> **WHAT NEEDS TO BE DONE**: Repeat the listing word for word. No pictures belong in the copy.
------ DATA FOR THIS EXERCISE
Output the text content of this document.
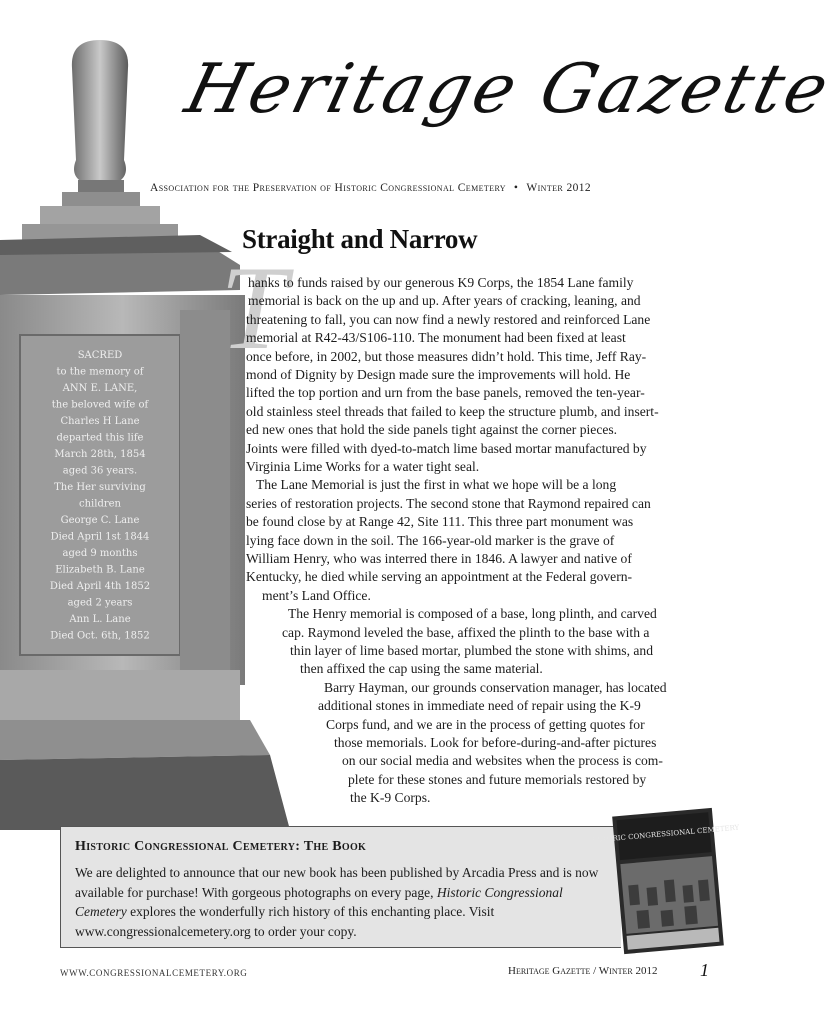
Heritage Gazette
Association for the Preservation of Historic Congressional Cemetery • Winter 2012
SACRED
to the memory of
ANN E. LANE,
the beloved wife of
Charles H Lane
departed this life
March 28th, 1854
aged 36 years.
The Her surviving
children
George C. Lane
Died April 1st 1844
aged 9 months
Elizabeth B. Lane
Died April 4th 1852
aged 2 years
Ann L. Lane
Died Oct. 6th, 1852
T
Straight and Narrow
hanks to funds raised by our generous K9 Corps, the 1854 Lane family
memorial is back on the up and up. After years of cracking, leaning, and
threatening to fall, you can now find a newly restored and reinforced Lane
memorial at R42-43/S106-110. The monument had been fixed at least
once before, in 2002, but those measures didn’t hold. This time, Jeff Ray-
mond of Dignity by Design made sure the improvements will hold. He
lifted the top portion and urn from the base panels, removed the ten-year-
old stainless steel threads that failed to keep the structure plumb, and insert-
ed new ones that hold the side panels tight against the corner pieces.
Joints were filled with dyed-to-match lime based mortar manufactured by
Virginia Lime Works for a water tight seal.
The Lane Memorial is just the first in what we hope will be a long
series of restoration projects. The second stone that Raymond repaired can
be found close by at Range 42, Site 111. This three part monument was
lying face down in the soil. The 166-year-old marker is the grave of
William Henry, who was interred there in 1846. A lawyer and native of
Kentucky, he died while serving an appointment at the Federal govern-
ment’s Land Office.
The Henry memorial is composed of a base, long plinth, and carved
cap. Raymond leveled the base, affixed the plinth to the base with a
thin layer of lime based mortar, plumbed the stone with shims, and
then affixed the cap using the same material.
Barry Hayman, our grounds conservation manager, has located
additional stones in immediate need of repair using the K-9
Corps fund, and we are in the process of getting quotes for
those memorials. Look for before-during-and-after pictures
on our social media and websites when the process is com-
plete for these stones and future memorials restored by
the K-9 Corps.
Historic Congressional Cemetery: The Book
We are delighted to announce that our new book has been published by Arcadia Press and is now available for purchase! With gorgeous photographs on every page, Historic Congressional Cemetery explores the wonderfully rich history of this enchanting place. Visit www.congressionalcemetery.org to order your copy.
HISTORIC CONGRESSIONAL CEMETERY
WWW.CONGRESSIONALCEMETERY.ORG	Heritage Gazette / Winter 2012 1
------------
> **EXERCISE ANSWER**:
Output the text content of this document.
Heritage Gazette
Association for the Preservation of Historic Congressional Cemetery • Winter 2012
SACRED
to the memory of
ANN E. LANE,
the beloved wife of
Charles H Lane
departed this life
March 28th, 1854
aged 36 years.
The Her surviving
children
George C. Lane
Died April 1st 1844
aged 9 months
Elizabeth B. Lane
Died April 4th 1852
aged 2 years
Ann L. Lane
Died Oct. 6th, 1852
T
Straight and Narrow
hanks to funds raised by our generous K9 Corps, the 1854 Lane family
memorial is back on the up and up. After years of cracking, leaning, and
threatening to fall, you can now find a newly restored and reinforced Lane
memorial at R42-43/S106-110. The monument had been fixed at least
once before, in 2002, but those measures didn’t hold. This time, Jeff Ray-
mond of Dignity by Design made sure the improvements will hold. He
lifted the top portion and urn from the base panels, removed the ten-year-
old stainless steel threads that failed to keep the structure plumb, and insert-
ed new ones that hold the side panels tight against the corner pieces.
Joints were filled with dyed-to-match lime based mortar manufactured by
Virginia Lime Works for a water tight seal.
The Lane Memorial is just the first in what we hope will be a long
series of restoration projects. The second stone that Raymond repaired can
be found close by at Range 42, Site 111. This three part monument was
lying face down in the soil. The 166-year-old marker is the grave of
William Henry, who was interred there in 1846. A lawyer and native of
Kentucky, he died while serving an appointment at the Federal govern-
ment’s Land Office.
The Henry memorial is composed of a base, long plinth, and carved
cap. Raymond leveled the base, affixed the plinth to the base with a
thin layer of lime based mortar, plumbed the stone with shims, and
then affixed the cap using the same material.
Barry Hayman, our grounds conservation manager, has located
additional stones in immediate need of repair using the K-9
Corps fund, and we are in the process of getting quotes for
those memorials. Look for before-during-and-after pictures
on our social media and websites when the process is com-
plete for these stones and future memorials restored by
the K-9 Corps.
Historic Congressional Cemetery: The Book
We are delighted to announce that our new book has been published by Arcadia Press and is now available for purchase! With gorgeous photographs on every page, Historic Congressional Cemetery explores the wonderfully rich history of this enchanting place. Visit www.congressionalcemetery.org to order your copy.
HISTORIC CONGRESSIONAL CEMETERY
WWW.CONGRESSIONALCEMETERY.ORG	Heritage Gazette / Winter 2012 1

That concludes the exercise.